PROMPT - Copy out each line containing "this" from the entries below.

● ● ●

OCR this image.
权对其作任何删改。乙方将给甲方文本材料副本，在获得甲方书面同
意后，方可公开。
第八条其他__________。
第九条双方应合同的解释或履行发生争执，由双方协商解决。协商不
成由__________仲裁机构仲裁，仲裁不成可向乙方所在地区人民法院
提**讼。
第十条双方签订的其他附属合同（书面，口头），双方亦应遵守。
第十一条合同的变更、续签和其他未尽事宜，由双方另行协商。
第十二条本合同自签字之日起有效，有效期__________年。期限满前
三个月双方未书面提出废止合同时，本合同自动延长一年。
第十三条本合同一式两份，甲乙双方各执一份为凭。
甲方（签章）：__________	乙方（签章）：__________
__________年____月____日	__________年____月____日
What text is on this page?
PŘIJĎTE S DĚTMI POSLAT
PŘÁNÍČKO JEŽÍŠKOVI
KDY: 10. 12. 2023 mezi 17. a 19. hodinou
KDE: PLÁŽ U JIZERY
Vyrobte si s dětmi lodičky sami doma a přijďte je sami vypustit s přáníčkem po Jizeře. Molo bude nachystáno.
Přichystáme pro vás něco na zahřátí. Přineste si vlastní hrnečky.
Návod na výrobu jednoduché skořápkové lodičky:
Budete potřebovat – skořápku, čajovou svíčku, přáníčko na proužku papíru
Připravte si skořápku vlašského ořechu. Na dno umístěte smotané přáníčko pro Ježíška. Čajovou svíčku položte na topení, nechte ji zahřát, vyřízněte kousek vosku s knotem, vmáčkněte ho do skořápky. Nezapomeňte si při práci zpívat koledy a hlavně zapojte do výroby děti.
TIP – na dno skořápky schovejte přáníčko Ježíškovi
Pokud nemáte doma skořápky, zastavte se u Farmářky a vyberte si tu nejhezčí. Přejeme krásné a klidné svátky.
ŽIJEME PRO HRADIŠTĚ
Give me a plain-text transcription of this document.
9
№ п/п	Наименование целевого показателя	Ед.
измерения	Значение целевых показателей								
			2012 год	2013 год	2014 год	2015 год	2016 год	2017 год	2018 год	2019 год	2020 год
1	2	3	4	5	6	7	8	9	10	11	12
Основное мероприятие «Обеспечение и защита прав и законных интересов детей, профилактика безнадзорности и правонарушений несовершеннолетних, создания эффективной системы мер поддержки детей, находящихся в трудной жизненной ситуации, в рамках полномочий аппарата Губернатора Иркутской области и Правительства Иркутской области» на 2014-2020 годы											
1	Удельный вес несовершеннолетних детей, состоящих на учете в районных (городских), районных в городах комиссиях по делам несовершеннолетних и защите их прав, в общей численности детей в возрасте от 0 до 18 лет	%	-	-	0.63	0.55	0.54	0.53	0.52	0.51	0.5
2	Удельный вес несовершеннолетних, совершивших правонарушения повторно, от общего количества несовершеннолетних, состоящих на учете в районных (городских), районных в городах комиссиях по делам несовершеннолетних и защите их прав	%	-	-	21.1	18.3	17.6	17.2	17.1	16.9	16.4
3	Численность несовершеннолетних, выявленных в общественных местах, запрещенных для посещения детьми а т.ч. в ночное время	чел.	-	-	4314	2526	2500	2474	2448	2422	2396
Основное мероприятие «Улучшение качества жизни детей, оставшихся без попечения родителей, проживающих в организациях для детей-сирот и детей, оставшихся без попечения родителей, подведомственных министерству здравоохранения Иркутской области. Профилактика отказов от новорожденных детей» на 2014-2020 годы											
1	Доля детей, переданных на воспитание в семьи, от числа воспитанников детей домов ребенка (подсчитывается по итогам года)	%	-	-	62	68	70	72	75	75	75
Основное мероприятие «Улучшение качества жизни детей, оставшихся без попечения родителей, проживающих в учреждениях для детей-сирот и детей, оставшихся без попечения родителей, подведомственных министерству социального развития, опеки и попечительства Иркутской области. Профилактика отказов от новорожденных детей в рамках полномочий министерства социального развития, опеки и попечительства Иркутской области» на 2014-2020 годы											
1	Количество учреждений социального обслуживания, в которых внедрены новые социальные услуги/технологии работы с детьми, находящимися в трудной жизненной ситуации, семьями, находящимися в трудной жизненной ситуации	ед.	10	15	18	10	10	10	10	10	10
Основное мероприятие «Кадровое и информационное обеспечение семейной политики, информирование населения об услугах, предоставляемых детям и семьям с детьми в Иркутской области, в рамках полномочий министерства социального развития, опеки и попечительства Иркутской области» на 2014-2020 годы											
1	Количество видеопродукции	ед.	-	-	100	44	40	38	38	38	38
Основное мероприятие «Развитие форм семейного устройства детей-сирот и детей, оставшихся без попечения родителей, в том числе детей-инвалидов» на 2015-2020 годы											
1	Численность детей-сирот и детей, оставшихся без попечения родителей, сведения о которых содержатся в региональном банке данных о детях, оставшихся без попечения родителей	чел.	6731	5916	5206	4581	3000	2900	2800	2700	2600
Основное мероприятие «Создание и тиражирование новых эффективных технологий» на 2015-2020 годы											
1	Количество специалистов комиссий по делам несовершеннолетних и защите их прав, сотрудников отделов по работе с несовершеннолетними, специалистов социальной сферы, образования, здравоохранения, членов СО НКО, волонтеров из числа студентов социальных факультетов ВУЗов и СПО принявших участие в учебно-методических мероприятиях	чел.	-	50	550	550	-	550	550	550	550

● ● ●

RESPONSE -
OCR this image.
What text is on this page?
Give me a plain-text transcription of this document.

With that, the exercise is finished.